[Data listing]:
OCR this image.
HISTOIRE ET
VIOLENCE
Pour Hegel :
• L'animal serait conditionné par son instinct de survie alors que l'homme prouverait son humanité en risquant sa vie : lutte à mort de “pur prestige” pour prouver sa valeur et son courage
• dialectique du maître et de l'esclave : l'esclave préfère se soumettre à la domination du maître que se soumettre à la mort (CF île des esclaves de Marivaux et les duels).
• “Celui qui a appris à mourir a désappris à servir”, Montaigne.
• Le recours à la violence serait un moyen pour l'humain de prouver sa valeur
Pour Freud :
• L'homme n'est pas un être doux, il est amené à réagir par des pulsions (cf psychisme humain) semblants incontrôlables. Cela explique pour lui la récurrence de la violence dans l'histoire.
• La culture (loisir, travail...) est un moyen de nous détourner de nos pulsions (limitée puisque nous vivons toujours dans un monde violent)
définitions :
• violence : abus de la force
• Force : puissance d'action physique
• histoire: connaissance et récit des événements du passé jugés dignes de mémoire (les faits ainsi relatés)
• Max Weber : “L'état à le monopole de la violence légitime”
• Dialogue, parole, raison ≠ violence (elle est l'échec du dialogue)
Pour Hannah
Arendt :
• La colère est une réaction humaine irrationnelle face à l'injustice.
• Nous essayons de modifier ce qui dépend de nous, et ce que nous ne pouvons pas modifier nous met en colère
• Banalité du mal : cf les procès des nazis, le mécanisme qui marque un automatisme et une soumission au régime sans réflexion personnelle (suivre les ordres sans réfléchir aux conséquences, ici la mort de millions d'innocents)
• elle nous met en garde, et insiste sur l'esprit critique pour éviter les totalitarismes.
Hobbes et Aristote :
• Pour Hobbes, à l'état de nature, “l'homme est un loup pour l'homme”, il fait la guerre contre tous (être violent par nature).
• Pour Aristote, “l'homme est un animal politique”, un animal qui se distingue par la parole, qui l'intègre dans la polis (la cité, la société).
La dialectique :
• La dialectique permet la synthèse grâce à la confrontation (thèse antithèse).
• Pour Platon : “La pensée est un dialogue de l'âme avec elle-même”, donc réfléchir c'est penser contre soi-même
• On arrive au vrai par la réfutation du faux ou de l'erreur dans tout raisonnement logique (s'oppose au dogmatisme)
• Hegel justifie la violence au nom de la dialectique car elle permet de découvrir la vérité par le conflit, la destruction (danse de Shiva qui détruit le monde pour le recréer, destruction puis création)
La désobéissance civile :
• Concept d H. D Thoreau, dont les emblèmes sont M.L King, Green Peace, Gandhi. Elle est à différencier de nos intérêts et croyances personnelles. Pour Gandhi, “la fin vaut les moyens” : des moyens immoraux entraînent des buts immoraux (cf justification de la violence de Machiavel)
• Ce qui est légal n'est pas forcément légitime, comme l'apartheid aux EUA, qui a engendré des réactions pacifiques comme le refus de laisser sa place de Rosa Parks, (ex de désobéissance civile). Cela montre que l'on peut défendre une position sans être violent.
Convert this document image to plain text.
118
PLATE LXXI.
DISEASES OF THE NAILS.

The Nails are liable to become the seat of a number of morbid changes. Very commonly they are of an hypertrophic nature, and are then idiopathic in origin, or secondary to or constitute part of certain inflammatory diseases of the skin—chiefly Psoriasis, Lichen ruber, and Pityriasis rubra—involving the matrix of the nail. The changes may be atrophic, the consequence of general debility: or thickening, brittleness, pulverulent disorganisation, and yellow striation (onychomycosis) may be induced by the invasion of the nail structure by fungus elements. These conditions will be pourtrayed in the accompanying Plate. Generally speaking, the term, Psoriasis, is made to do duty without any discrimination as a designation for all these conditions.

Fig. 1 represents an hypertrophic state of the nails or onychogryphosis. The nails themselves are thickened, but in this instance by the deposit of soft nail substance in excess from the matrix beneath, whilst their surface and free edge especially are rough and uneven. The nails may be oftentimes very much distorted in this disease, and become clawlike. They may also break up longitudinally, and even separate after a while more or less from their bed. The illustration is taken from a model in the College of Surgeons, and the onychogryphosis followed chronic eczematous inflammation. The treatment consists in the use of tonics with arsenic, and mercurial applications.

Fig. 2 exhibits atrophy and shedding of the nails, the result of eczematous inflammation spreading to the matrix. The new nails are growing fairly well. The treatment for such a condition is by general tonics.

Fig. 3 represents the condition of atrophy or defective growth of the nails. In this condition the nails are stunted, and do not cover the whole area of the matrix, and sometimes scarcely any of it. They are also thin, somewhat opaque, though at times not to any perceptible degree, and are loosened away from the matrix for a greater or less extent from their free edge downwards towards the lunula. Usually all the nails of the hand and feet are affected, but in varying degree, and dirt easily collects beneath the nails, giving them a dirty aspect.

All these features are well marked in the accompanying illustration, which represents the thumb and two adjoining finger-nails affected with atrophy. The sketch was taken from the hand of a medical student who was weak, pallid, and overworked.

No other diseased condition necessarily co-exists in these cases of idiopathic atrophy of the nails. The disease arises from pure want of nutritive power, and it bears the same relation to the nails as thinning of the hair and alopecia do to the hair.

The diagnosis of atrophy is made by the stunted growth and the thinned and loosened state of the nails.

[Direction]:
Extract every record and return it verbatim.

[Output]:
OCR this image.
HISTOIRE ET
VIOLENCE
Pour Hegel :
• L'animal serait conditionné par son instinct de survie alors que l'homme prouverait son humanité en risquant sa vie : lutte à mort de “pur prestige” pour prouver sa valeur et son courage
• dialectique du maître et de l'esclave : l'esclave préfère se soumettre à la domination du maître que se soumettre à la mort (CF île des esclaves de Marivaux et les duels).
• “Celui qui a appris à mourir a désappris à servir”, Montaigne.
• Le recours à la violence serait un moyen pour l'humain de prouver sa valeur
Pour Freud :
• L'homme n'est pas un être doux, il est amené à réagir par des pulsions (cf psychisme humain) semblants incontrôlables. Cela explique pour lui la récurrence de la violence dans l'histoire.
• La culture (loisir, travail...) est un moyen de nous détourner de nos pulsions (limitée puisque nous vivons toujours dans un monde violent)
définitions :
• violence : abus de la force
• Force : puissance d'action physique
• histoire: connaissance et récit des événements du passé jugés dignes de mémoire (les faits ainsi relatés)
• Max Weber : “L'état à le monopole de la violence légitime”
• Dialogue, parole, raison ≠ violence (elle est l'échec du dialogue)
Pour Hannah
Arendt :
• La colère est une réaction humaine irrationnelle face à l'injustice.
• Nous essayons de modifier ce qui dépend de nous, et ce que nous ne pouvons pas modifier nous met en colère
• Banalité du mal : cf les procès des nazis, le mécanisme qui marque un automatisme et une soumission au régime sans réflexion personnelle (suivre les ordres sans réfléchir aux conséquences, ici la mort de millions d'innocents)
• elle nous met en garde, et insiste sur l'esprit critique pour éviter les totalitarismes.
Hobbes et Aristote :
• Pour Hobbes, à l'état de nature, “l'homme est un loup pour l'homme”, il fait la guerre contre tous (être violent par nature).
• Pour Aristote, “l'homme est un animal politique”, un animal qui se distingue par la parole, qui l'intègre dans la polis (la cité, la société).
La dialectique :
• La dialectique permet la synthèse grâce à la confrontation (thèse antithèse).
• Pour Platon : “La pensée est un dialogue de l'âme avec elle-même”, donc réfléchir c'est penser contre soi-même
• On arrive au vrai par la réfutation du faux ou de l'erreur dans tout raisonnement logique (s'oppose au dogmatisme)
• Hegel justifie la violence au nom de la dialectique car elle permet de découvrir la vérité par le conflit, la destruction (danse de Shiva qui détruit le monde pour le recréer, destruction puis création)
La désobéissance civile :
• Concept d H. D Thoreau, dont les emblèmes sont M.L King, Green Peace, Gandhi. Elle est à différencier de nos intérêts et croyances personnelles. Pour Gandhi, “la fin vaut les moyens” : des moyens immoraux entraînent des buts immoraux (cf justification de la violence de Machiavel)
• Ce qui est légal n'est pas forcément légitime, comme l'apartheid aux EUA, qui a engendré des réactions pacifiques comme le refus de laisser sa place de Rosa Parks, (ex de désobéissance civile). Cela montre que l'on peut défendre une position sans être violent.
Convert this document image to plain text.
118
PLATE LXXI.
DISEASES OF THE NAILS.

The Nails are liable to become the seat of a number of morbid changes. Very commonly they are of an hypertrophic nature, and are then idiopathic in origin, or secondary to or constitute part of certain inflammatory diseases of the skin—chiefly Psoriasis, Lichen ruber, and Pityriasis rubra—involving the matrix of the nail. The changes may be atrophic, the consequence of general debility: or thickening, brittleness, pulverulent disorganisation, and yellow striation (onychomycosis) may be induced by the invasion of the nail structure by fungus elements. These conditions will be pourtrayed in the accompanying Plate. Generally speaking, the term, Psoriasis, is made to do duty without any discrimination as a designation for all these conditions.

Fig. 1 represents an hypertrophic state of the nails or onychogryphosis. The nails themselves are thickened, but in this instance by the deposit of soft nail substance in excess from the matrix beneath, whilst their surface and free edge especially are rough and uneven. The nails may be oftentimes very much distorted in this disease, and become clawlike. They may also break up longitudinally, and even separate after a while more or less from their bed. The illustration is taken from a model in the College of Surgeons, and the onychogryphosis followed chronic eczematous inflammation. The treatment consists in the use of tonics with arsenic, and mercurial applications.

Fig. 2 exhibits atrophy and shedding of the nails, the result of eczematous inflammation spreading to the matrix. The new nails are growing fairly well. The treatment for such a condition is by general tonics.

Fig. 3 represents the condition of atrophy or defective growth of the nails. In this condition the nails are stunted, and do not cover the whole area of the matrix, and sometimes scarcely any of it. They are also thin, somewhat opaque, though at times not to any perceptible degree, and are loosened away from the matrix for a greater or less extent from their free edge downwards towards the lunula. Usually all the nails of the hand and feet are affected, but in varying degree, and dirt easily collects beneath the nails, giving them a dirty aspect.

All these features are well marked in the accompanying illustration, which represents the thumb and two adjoining finger-nails affected with atrophy. The sketch was taken from the hand of a medical student who was weak, pallid, and overworked.

No other diseased condition necessarily co-exists in these cases of idiopathic atrophy of the nails. The disease arises from pure want of nutritive power, and it bears the same relation to the nails as thinning of the hair and alopecia do to the hair.

The diagnosis of atrophy is made by the stunted growth and the thinned and loosened state of the nails.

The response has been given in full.